*PROBLEM STATEMENT:* Return all of the lines below exactly as they are.

*PROVIDED DATA:*
-- begin --

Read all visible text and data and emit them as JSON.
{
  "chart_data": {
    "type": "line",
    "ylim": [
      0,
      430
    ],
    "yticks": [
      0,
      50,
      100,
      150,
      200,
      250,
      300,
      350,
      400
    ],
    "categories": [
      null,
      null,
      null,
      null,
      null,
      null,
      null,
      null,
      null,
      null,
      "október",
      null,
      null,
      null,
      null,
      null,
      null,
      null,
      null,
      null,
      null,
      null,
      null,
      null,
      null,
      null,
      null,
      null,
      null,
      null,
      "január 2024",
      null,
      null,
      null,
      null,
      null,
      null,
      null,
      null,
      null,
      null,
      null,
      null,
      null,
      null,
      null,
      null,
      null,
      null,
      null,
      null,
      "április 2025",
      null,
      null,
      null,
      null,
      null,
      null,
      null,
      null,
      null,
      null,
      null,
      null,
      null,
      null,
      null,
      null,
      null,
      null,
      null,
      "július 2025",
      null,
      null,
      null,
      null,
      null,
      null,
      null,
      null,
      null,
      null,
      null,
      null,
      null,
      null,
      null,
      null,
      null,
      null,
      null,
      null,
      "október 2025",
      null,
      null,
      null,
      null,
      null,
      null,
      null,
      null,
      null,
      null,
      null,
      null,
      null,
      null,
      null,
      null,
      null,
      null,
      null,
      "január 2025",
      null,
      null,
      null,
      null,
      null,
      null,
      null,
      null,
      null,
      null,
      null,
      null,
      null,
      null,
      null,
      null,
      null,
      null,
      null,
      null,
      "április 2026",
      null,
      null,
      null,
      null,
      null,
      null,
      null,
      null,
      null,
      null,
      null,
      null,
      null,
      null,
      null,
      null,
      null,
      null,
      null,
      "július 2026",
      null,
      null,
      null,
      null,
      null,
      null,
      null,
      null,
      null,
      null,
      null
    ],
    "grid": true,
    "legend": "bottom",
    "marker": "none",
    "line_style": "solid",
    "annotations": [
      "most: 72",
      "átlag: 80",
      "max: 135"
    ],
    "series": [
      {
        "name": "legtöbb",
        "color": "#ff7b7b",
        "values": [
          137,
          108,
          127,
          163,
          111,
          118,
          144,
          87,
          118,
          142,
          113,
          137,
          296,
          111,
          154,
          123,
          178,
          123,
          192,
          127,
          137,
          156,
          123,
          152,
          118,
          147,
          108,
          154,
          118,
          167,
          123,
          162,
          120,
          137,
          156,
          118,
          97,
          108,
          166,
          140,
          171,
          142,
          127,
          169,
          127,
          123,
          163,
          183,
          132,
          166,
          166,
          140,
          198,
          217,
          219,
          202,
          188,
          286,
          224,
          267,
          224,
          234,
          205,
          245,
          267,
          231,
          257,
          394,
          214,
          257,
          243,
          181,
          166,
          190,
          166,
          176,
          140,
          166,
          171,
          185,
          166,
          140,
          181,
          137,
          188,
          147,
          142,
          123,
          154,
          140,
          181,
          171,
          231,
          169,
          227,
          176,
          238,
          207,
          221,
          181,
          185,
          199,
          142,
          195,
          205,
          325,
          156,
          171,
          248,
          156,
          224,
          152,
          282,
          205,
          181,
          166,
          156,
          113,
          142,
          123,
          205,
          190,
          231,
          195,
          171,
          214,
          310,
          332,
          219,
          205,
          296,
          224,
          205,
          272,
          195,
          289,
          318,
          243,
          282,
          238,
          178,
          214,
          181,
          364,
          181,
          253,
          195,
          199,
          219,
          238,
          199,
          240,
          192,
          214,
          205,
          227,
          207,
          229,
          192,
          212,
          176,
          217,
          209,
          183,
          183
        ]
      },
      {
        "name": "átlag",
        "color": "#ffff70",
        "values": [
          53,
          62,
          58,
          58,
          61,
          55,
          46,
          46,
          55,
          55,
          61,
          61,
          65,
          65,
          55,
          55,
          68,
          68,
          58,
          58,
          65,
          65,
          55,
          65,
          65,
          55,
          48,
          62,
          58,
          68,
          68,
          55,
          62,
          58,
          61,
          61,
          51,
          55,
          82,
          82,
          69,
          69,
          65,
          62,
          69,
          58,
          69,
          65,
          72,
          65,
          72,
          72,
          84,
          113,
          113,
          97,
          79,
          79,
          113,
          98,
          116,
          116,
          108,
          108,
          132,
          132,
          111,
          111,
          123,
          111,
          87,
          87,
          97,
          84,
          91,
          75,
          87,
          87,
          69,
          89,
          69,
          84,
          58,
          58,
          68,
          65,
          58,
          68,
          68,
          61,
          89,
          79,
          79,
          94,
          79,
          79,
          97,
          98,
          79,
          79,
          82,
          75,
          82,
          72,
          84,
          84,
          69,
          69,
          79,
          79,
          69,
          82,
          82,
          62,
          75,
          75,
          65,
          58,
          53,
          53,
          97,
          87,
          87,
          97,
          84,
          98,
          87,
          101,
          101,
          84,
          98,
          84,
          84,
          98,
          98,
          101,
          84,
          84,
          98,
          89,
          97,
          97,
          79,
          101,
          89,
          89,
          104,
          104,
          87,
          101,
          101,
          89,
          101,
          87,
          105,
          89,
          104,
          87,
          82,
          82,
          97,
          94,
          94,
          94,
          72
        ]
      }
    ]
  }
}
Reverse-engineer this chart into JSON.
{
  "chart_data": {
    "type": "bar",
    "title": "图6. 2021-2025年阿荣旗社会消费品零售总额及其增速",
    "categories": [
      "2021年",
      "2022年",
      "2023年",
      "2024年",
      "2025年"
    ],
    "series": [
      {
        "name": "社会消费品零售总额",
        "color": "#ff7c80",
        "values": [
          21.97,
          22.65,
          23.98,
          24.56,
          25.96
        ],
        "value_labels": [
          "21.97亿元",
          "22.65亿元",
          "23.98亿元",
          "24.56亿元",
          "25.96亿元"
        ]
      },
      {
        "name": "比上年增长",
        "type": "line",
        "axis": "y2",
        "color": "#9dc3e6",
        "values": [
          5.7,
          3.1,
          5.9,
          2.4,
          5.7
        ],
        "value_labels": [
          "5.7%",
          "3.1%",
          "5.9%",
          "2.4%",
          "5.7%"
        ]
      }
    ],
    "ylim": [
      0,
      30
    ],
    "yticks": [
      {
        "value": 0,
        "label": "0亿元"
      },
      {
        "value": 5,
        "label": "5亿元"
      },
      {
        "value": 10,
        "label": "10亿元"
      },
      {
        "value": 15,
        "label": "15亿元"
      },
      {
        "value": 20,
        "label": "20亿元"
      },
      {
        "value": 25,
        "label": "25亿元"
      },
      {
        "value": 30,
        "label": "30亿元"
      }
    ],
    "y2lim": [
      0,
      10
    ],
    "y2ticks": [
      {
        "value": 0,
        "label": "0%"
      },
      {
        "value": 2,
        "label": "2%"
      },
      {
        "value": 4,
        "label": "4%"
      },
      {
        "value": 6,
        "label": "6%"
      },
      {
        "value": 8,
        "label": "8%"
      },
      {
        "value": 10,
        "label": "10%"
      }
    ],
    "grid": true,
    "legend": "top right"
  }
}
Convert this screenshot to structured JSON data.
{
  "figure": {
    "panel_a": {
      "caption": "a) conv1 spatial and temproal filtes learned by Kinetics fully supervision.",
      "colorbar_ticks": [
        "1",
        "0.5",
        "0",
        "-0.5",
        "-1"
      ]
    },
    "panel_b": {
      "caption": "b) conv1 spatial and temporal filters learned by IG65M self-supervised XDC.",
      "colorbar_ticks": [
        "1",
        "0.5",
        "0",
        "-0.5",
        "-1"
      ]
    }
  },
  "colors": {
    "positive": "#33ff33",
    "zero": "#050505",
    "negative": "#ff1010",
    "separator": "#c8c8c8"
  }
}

-- end --

*EXERCISE OUTPUT:*
Read all visible text and data and emit them as JSON.
{
  "chart_data": {
    "type": "line",
    "ylim": [
      0,
      430
    ],
    "yticks": [
      0,
      50,
      100,
      150,
      200,
      250,
      300,
      350,
      400
    ],
    "categories": [
      null,
      null,
      null,
      null,
      null,
      null,
      null,
      null,
      null,
      null,
      "október",
      null,
      null,
      null,
      null,
      null,
      null,
      null,
      null,
      null,
      null,
      null,
      null,
      null,
      null,
      null,
      null,
      null,
      null,
      null,
      "január 2024",
      null,
      null,
      null,
      null,
      null,
      null,
      null,
      null,
      null,
      null,
      null,
      null,
      null,
      null,
      null,
      null,
      null,
      null,
      null,
      null,
      "április 2025",
      null,
      null,
      null,
      null,
      null,
      null,
      null,
      null,
      null,
      null,
      null,
      null,
      null,
      null,
      null,
      null,
      null,
      null,
      null,
      "július 2025",
      null,
      null,
      null,
      null,
      null,
      null,
      null,
      null,
      null,
      null,
      null,
      null,
      null,
      null,
      null,
      null,
      null,
      null,
      null,
      null,
      "október 2025",
      null,
      null,
      null,
      null,
      null,
      null,
      null,
      null,
      null,
      null,
      null,
      null,
      null,
      null,
      null,
      null,
      null,
      null,
      null,
      "január 2025",
      null,
      null,
      null,
      null,
      null,
      null,
      null,
      null,
      null,
      null,
      null,
      null,
      null,
      null,
      null,
      null,
      null,
      null,
      null,
      null,
      "április 2026",
      null,
      null,
      null,
      null,
      null,
      null,
      null,
      null,
      null,
      null,
      null,
      null,
      null,
      null,
      null,
      null,
      null,
      null,
      null,
      "július 2026",
      null,
      null,
      null,
      null,
      null,
      null,
      null,
      null,
      null,
      null,
      null
    ],
    "grid": true,
    "legend": "bottom",
    "marker": "none",
    "line_style": "solid",
    "annotations": [
      "most: 72",
      "átlag: 80",
      "max: 135"
    ],
    "series": [
      {
        "name": "legtöbb",
        "color": "#ff7b7b",
        "values": [
          137,
          108,
          127,
          163,
          111,
          118,
          144,
          87,
          118,
          142,
          113,
          137,
          296,
          111,
          154,
          123,
          178,
          123,
          192,
          127,
          137,
          156,
          123,
          152,
          118,
          147,
          108,
          154,
          118,
          167,
          123,
          162,
          120,
          137,
          156,
          118,
          97,
          108,
          166,
          140,
          171,
          142,
          127,
          169,
          127,
          123,
          163,
          183,
          132,
          166,
          166,
          140,
          198,
          217,
          219,
          202,
          188,
          286,
          224,
          267,
          224,
          234,
          205,
          245,
          267,
          231,
          257,
          394,
          214,
          257,
          243,
          181,
          166,
          190,
          166,
          176,
          140,
          166,
          171,
          185,
          166,
          140,
          181,
          137,
          188,
          147,
          142,
          123,
          154,
          140,
          181,
          171,
          231,
          169,
          227,
          176,
          238,
          207,
          221,
          181,
          185,
          199,
          142,
          195,
          205,
          325,
          156,
          171,
          248,
          156,
          224,
          152,
          282,
          205,
          181,
          166,
          156,
          113,
          142,
          123,
          205,
          190,
          231,
          195,
          171,
          214,
          310,
          332,
          219,
          205,
          296,
          224,
          205,
          272,
          195,
          289,
          318,
          243,
          282,
          238,
          178,
          214,
          181,
          364,
          181,
          253,
          195,
          199,
          219,
          238,
          199,
          240,
          192,
          214,
          205,
          227,
          207,
          229,
          192,
          212,
          176,
          217,
          209,
          183,
          183
        ]
      },
      {
        "name": "átlag",
        "color": "#ffff70",
        "values": [
          53,
          62,
          58,
          58,
          61,
          55,
          46,
          46,
          55,
          55,
          61,
          61,
          65,
          65,
          55,
          55,
          68,
          68,
          58,
          58,
          65,
          65,
          55,
          65,
          65,
          55,
          48,
          62,
          58,
          68,
          68,
          55,
          62,
          58,
          61,
          61,
          51,
          55,
          82,
          82,
          69,
          69,
          65,
          62,
          69,
          58,
          69,
          65,
          72,
          65,
          72,
          72,
          84,
          113,
          113,
          97,
          79,
          79,
          113,
          98,
          116,
          116,
          108,
          108,
          132,
          132,
          111,
          111,
          123,
          111,
          87,
          87,
          97,
          84,
          91,
          75,
          87,
          87,
          69,
          89,
          69,
          84,
          58,
          58,
          68,
          65,
          58,
          68,
          68,
          61,
          89,
          79,
          79,
          94,
          79,
          79,
          97,
          98,
          79,
          79,
          82,
          75,
          82,
          72,
          84,
          84,
          69,
          69,
          79,
          79,
          69,
          82,
          82,
          62,
          75,
          75,
          65,
          58,
          53,
          53,
          97,
          87,
          87,
          97,
          84,
          98,
          87,
          101,
          101,
          84,
          98,
          84,
          84,
          98,
          98,
          101,
          84,
          84,
          98,
          89,
          97,
          97,
          79,
          101,
          89,
          89,
          104,
          104,
          87,
          101,
          101,
          89,
          101,
          87,
          105,
          89,
          104,
          87,
          82,
          82,
          97,
          94,
          94,
          94,
          72
        ]
      }
    ]
  }
}
Reverse-engineer this chart into JSON.
{
  "chart_data": {
    "type": "bar",
    "title": "图6. 2021-2025年阿荣旗社会消费品零售总额及其增速",
    "categories": [
      "2021年",
      "2022年",
      "2023年",
      "2024年",
      "2025年"
    ],
    "series": [
      {
        "name": "社会消费品零售总额",
        "color": "#ff7c80",
        "values": [
          21.97,
          22.65,
          23.98,
          24.56,
          25.96
        ],
        "value_labels": [
          "21.97亿元",
          "22.65亿元",
          "23.98亿元",
          "24.56亿元",
          "25.96亿元"
        ]
      },
      {
        "name": "比上年增长",
        "type": "line",
        "axis": "y2",
        "color": "#9dc3e6",
        "values": [
          5.7,
          3.1,
          5.9,
          2.4,
          5.7
        ],
        "value_labels": [
          "5.7%",
          "3.1%",
          "5.9%",
          "2.4%",
          "5.7%"
        ]
      }
    ],
    "ylim": [
      0,
      30
    ],
    "yticks": [
      {
        "value": 0,
        "label": "0亿元"
      },
      {
        "value": 5,
        "label": "5亿元"
      },
      {
        "value": 10,
        "label": "10亿元"
      },
      {
        "value": 15,
        "label": "15亿元"
      },
      {
        "value": 20,
        "label": "20亿元"
      },
      {
        "value": 25,
        "label": "25亿元"
      },
      {
        "value": 30,
        "label": "30亿元"
      }
    ],
    "y2lim": [
      0,
      10
    ],
    "y2ticks": [
      {
        "value": 0,
        "label": "0%"
      },
      {
        "value": 2,
        "label": "2%"
      },
      {
        "value": 4,
        "label": "4%"
      },
      {
        "value": 6,
        "label": "6%"
      },
      {
        "value": 8,
        "label": "8%"
      },
      {
        "value": 10,
        "label": "10%"
      }
    ],
    "grid": true,
    "legend": "top right"
  }
}
Convert this screenshot to structured JSON data.
{
  "figure": {
    "panel_a": {
      "caption": "a) conv1 spatial and temproal filtes learned by Kinetics fully supervision.",
      "colorbar_ticks": [
        "1",
        "0.5",
        "0",
        "-0.5",
        "-1"
      ]
    },
    "panel_b": {
      "caption": "b) conv1 spatial and temporal filters learned by IG65M self-supervised XDC.",
      "colorbar_ticks": [
        "1",
        "0.5",
        "0",
        "-0.5",
        "-1"
      ]
    }
  },
  "colors": {
    "positive": "#33ff33",
    "zero": "#050505",
    "negative": "#ff1010",
    "separator": "#c8c8c8"
  }
}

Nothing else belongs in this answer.